:: Data provided ::

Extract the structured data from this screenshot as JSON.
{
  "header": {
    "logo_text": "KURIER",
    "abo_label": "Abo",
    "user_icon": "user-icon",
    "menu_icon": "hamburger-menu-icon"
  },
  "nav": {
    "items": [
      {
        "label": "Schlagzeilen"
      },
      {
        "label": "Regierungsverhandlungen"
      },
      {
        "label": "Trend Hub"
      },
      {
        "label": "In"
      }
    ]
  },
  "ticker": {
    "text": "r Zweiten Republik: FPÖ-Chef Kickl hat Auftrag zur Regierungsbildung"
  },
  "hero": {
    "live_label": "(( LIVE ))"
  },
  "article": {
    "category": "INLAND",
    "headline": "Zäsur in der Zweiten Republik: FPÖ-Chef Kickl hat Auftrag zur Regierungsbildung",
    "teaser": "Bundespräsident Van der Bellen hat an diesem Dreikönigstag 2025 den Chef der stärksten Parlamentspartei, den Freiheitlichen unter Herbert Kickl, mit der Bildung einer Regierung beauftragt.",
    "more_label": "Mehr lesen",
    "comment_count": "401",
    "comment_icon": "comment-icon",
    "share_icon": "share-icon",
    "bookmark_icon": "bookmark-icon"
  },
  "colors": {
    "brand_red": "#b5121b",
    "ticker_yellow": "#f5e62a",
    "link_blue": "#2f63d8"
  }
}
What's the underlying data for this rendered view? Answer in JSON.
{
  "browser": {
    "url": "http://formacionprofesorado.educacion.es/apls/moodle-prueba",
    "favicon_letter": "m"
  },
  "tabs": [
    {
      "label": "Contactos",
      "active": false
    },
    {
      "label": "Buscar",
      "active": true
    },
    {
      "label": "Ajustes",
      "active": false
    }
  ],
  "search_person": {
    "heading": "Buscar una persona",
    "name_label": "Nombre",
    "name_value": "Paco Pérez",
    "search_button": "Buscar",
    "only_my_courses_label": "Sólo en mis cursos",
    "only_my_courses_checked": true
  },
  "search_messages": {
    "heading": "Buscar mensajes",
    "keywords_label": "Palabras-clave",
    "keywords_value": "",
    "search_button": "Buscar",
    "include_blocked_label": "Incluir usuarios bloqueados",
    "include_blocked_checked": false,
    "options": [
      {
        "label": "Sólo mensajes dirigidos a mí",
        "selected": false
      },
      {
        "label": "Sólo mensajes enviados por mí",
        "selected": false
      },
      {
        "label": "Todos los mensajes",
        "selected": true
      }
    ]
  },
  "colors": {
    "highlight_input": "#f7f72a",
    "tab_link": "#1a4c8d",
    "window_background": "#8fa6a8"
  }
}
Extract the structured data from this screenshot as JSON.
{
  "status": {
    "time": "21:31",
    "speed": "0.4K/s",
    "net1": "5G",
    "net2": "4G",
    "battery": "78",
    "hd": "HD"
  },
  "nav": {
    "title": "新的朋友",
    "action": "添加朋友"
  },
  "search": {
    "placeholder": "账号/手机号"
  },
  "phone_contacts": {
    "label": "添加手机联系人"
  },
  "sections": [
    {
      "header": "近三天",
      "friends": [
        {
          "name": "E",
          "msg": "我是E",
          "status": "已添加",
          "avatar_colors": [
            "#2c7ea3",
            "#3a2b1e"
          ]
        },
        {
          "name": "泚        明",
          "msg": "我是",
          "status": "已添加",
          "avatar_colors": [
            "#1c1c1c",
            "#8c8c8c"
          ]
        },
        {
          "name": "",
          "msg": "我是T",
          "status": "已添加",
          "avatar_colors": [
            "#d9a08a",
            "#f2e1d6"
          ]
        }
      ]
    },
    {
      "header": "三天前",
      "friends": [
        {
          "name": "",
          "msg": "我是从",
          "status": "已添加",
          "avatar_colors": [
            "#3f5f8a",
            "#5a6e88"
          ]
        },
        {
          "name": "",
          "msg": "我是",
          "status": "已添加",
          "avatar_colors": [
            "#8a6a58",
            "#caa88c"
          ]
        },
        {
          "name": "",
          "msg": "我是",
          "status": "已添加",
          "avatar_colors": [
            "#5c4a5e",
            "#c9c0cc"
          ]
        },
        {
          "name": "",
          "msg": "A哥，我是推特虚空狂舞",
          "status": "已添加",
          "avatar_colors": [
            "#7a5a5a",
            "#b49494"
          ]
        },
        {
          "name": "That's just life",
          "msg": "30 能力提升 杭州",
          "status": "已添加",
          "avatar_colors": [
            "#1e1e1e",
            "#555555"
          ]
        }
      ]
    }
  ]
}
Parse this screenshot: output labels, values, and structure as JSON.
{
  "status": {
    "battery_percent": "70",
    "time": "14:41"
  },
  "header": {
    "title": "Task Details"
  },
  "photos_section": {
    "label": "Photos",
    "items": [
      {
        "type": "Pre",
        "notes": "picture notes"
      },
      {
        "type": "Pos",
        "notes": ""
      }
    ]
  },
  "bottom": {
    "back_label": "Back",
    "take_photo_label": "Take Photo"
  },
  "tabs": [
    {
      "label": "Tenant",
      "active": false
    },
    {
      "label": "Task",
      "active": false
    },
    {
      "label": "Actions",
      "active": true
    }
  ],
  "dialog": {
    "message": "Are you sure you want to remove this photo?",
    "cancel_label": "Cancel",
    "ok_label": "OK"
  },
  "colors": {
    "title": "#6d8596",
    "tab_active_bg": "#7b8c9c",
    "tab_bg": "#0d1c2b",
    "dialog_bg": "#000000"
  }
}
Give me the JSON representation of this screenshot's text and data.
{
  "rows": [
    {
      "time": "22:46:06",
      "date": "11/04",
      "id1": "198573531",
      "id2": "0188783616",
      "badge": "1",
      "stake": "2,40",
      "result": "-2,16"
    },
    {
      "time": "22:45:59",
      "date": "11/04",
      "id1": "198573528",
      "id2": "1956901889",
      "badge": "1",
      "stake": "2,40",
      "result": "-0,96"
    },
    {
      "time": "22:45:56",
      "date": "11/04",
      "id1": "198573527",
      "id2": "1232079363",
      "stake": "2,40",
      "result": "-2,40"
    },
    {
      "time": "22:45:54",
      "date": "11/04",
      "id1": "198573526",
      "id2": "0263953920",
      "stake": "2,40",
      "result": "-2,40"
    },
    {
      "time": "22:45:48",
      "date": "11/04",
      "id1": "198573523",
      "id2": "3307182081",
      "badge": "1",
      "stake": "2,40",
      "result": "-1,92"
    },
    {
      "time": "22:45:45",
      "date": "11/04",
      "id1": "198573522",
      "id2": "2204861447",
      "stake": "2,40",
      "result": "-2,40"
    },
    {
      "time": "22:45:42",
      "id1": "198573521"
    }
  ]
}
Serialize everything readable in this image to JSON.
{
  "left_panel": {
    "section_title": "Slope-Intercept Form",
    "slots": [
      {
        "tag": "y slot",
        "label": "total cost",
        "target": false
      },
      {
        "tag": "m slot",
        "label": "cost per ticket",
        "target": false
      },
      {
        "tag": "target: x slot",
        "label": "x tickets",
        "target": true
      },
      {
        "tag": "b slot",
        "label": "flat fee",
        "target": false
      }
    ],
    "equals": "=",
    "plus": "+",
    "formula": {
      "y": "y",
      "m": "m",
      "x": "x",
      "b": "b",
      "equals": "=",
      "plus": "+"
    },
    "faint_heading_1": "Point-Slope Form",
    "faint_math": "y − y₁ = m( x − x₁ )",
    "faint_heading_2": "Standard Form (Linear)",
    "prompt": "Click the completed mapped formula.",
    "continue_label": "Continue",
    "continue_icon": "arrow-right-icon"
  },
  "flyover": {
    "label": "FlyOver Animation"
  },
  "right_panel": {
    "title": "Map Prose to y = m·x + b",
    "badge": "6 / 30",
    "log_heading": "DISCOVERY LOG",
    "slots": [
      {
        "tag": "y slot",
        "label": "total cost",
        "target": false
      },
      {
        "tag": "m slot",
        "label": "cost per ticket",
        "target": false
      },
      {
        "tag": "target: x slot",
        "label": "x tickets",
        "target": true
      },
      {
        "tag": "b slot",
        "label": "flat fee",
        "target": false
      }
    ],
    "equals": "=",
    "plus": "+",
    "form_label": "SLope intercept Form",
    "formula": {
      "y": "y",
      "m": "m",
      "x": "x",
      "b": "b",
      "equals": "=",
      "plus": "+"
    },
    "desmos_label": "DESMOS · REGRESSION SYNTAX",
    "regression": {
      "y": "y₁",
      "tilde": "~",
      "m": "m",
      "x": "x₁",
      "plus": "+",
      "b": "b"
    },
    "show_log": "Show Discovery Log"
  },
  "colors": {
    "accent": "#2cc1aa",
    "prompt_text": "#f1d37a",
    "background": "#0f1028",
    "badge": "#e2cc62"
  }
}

:::

Stated goal | Copy each line that contains the word "Zweiten".

Task solution |
    "text": "r Zweiten Republik: FPÖ-Chef Kickl hat Auftrag zur Regierungsbildung"
    "headline": "Zäsur in der Zweiten Republik: FPÖ-Chef Kickl hat Auftrag zur Regierungsbildung",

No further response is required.